start

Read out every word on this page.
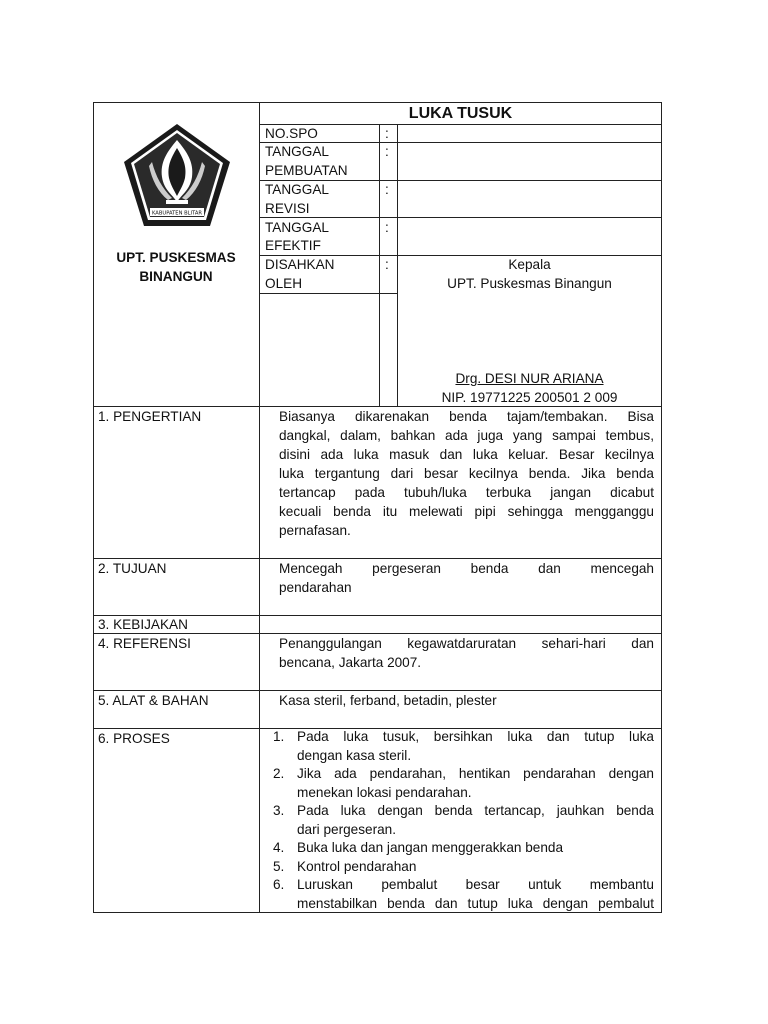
KABUPATEN BLITAR
UPT. PUSKESMAS
BINANGUN
LUKA TUSUK
NO.SPO	:
TANGGAL
PEMBUATAN
:
TANGGAL
REVISI
:
TANGGAL
EFEKTIF
:
DISAHKAN
OLEH
:	Kepala
UPT. Puskesmas Binangun
Drg. DESI NUR ARIANA
NIP. 19771225 200501 2 009
1. PENGERTIAN	Biasanya dikarenakan benda tajam/tembakan. Bisa
dangkal, dalam, bahkan ada juga yang sampai tembus,
disini ada luka masuk dan luka keluar. Besar kecilnya
luka tergantung dari besar kecilnya benda. Jika benda
tertancap pada tubuh/luka terbuka jangan dicabut
kecuali benda itu melewati pipi sehingga mengganggu
pernafasan.
2. TUJUAN	Mencegah pergeseran benda dan mencegah
pendarahan
3. KEBIJAKAN
4. REFERENSI	Penanggulangan kegawatdaruratan sehari-hari dan
bencana, Jakarta 2007.
5. ALAT & BAHAN	Kasa steril, ferband, betadin, plester
6. PROSES	1. Pada luka tusuk, bersihkan luka dan tutup luka
dengan kasa steril.
2. Jika ada pendarahan, hentikan pendarahan dengan
menekan lokasi pendarahan.
3. Pada luka dengan benda tertancap, jauhkan benda
dari pergeseran.
4. Buka luka dan jangan menggerakkan benda
5. Kontrol pendarahan
6. Luruskan pembalut besar untuk membantu
menstabilkan benda dan tutup luka dengan pembalut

end

Copy each line of the listing in which the word "jangan" can be found.

#### [THE ANSWER]
tertancap pada tubuh/luka terbuka jangan dicabut
4. Buka luka dan jangan menggerakkan benda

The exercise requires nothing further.